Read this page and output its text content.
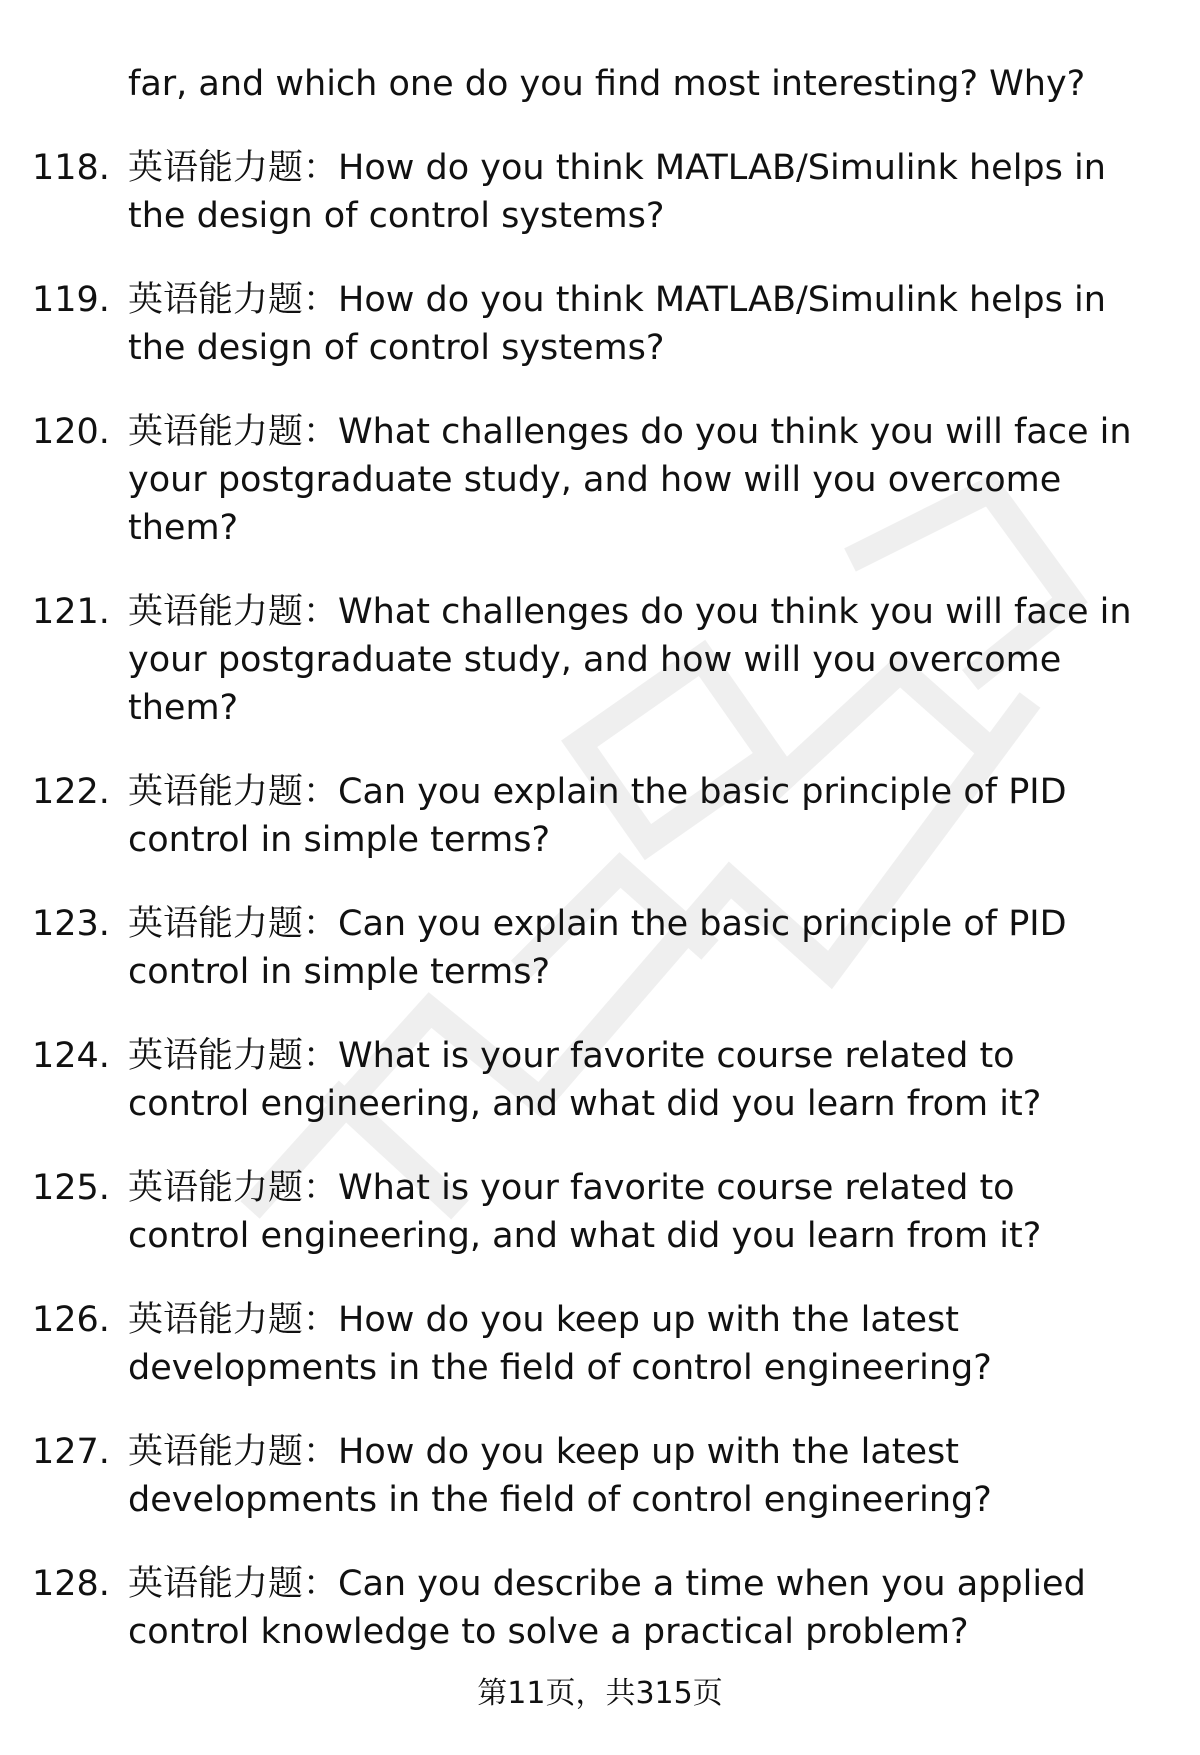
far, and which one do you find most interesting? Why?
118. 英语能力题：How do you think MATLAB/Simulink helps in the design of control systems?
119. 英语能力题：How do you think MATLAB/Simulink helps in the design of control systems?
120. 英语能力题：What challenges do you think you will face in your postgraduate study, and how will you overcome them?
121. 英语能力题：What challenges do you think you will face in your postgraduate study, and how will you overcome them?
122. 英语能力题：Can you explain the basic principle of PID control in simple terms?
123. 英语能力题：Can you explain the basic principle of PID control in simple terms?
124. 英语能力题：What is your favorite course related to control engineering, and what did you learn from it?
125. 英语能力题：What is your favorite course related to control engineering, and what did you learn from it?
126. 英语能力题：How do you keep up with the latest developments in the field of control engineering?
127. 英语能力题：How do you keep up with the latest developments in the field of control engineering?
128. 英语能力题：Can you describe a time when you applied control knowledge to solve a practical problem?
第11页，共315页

--------------------------------------------------

**Exercise goal:** Read the entries and show each line that mentions "related".

**Exercise result:**
124. 英语能力题：What is your favorite course related to control engineering, and what did you learn from it?
125. 英语能力题：What is your favorite course related to control engineering, and what did you learn from it?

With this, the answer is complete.